Count how many lines in the material below hold the word "from"; the reply is that number alone.

(Source records)
● ● ● ● ● ● ●

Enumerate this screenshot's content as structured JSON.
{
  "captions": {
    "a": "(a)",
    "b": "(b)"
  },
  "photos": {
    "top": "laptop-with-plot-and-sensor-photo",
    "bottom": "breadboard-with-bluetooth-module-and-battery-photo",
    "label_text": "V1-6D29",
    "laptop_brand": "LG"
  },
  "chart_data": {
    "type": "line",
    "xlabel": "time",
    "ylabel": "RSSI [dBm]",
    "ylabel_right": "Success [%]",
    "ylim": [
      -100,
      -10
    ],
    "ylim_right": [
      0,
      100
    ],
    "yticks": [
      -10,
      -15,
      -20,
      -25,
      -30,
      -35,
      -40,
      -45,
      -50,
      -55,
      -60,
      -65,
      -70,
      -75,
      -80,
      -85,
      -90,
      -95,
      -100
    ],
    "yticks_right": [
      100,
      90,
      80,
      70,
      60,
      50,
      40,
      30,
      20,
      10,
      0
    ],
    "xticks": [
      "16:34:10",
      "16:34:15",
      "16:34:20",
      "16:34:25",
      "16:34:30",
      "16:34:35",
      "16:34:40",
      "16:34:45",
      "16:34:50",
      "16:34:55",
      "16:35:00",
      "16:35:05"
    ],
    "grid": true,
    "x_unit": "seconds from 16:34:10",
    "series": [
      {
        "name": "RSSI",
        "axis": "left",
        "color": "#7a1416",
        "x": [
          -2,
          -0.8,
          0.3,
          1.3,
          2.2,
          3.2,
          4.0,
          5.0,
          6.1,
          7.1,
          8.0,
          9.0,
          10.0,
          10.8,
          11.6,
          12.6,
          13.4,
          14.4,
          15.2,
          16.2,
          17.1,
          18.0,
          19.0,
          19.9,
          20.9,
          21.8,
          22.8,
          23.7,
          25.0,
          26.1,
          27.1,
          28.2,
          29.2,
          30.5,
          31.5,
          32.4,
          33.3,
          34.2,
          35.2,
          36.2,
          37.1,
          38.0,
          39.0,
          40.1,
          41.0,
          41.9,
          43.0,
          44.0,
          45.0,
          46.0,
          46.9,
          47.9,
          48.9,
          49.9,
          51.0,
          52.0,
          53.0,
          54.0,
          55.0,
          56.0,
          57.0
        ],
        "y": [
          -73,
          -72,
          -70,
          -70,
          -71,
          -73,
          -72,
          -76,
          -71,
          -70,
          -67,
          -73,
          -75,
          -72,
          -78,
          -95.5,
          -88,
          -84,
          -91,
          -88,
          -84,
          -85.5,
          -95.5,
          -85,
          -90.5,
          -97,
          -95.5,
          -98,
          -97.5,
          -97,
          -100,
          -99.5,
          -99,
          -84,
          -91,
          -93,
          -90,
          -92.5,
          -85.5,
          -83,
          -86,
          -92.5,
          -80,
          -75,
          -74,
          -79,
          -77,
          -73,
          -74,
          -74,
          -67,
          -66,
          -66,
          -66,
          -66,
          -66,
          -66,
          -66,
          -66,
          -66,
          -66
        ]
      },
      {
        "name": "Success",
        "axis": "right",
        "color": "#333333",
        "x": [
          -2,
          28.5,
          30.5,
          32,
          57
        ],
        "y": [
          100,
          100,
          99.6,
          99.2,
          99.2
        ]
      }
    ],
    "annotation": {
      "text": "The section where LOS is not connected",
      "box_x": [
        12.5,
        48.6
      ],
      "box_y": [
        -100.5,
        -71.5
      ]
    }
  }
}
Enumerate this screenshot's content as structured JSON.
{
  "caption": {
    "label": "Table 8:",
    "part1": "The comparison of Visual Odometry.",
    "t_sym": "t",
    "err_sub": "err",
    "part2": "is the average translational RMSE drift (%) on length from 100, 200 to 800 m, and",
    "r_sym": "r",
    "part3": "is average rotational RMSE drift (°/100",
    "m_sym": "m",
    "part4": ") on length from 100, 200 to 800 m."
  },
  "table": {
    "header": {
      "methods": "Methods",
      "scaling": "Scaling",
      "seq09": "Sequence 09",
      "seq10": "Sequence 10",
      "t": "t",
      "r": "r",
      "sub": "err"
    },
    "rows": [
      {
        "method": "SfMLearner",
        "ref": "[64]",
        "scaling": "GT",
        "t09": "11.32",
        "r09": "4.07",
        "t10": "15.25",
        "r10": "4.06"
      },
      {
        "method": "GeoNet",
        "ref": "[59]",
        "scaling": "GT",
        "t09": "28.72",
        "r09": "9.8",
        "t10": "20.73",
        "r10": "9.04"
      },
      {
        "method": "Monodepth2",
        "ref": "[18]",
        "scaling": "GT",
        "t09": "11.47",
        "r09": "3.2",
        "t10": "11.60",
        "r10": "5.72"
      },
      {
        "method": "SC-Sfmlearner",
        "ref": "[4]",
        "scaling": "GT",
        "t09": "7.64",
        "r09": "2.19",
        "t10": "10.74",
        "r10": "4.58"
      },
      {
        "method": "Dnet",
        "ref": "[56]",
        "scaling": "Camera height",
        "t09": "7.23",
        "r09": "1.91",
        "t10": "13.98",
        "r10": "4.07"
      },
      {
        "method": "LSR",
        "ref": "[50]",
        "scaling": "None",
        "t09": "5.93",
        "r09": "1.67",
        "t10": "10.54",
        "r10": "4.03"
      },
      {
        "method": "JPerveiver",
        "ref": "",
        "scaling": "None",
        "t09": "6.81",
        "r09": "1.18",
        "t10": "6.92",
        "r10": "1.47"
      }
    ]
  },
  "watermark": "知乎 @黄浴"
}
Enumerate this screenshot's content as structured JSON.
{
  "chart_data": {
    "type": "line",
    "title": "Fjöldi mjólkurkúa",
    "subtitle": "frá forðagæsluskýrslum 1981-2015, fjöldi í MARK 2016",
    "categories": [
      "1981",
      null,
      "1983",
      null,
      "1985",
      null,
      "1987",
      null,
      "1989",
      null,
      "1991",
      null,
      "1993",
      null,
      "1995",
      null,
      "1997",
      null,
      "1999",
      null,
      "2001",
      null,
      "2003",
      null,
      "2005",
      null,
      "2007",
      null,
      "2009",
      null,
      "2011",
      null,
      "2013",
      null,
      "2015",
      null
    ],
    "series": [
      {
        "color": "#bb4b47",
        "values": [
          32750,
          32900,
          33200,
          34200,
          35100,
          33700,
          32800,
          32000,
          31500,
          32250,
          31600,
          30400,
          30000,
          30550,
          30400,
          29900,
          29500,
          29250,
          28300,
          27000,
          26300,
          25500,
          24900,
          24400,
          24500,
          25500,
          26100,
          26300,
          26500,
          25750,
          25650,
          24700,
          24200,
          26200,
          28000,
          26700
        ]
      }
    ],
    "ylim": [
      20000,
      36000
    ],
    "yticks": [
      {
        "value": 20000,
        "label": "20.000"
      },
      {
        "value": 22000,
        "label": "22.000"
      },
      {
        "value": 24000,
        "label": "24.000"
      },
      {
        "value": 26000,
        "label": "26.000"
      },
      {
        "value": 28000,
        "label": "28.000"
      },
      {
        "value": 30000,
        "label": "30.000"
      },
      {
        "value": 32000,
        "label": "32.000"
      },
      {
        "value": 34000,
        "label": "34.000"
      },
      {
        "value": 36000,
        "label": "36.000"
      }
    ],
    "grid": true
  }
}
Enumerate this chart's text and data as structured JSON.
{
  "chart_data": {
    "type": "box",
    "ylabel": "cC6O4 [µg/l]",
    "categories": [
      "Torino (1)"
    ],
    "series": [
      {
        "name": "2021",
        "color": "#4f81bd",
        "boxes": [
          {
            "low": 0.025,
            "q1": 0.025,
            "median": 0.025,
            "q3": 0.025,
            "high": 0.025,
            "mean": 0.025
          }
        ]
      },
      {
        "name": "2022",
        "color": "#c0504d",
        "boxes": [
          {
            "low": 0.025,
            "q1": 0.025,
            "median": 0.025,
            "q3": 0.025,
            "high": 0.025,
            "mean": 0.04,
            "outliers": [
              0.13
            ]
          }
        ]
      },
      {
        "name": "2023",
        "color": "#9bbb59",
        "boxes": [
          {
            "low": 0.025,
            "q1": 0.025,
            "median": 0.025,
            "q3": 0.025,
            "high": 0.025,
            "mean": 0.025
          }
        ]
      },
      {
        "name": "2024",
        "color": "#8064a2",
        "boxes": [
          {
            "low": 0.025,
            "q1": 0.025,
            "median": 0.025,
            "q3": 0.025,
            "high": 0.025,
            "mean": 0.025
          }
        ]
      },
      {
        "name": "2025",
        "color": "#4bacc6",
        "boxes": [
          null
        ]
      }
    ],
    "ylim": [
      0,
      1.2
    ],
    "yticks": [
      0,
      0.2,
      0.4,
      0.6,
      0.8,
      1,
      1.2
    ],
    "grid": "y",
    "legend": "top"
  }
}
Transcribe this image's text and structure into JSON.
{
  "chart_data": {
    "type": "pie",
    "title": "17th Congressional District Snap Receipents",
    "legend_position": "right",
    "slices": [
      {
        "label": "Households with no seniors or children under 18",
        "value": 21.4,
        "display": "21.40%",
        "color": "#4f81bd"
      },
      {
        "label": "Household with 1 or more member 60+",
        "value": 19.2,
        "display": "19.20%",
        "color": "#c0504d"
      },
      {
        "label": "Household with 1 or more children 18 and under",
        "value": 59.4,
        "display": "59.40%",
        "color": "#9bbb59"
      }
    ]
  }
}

● ● ● ● ● ● ●

Output of the task |
3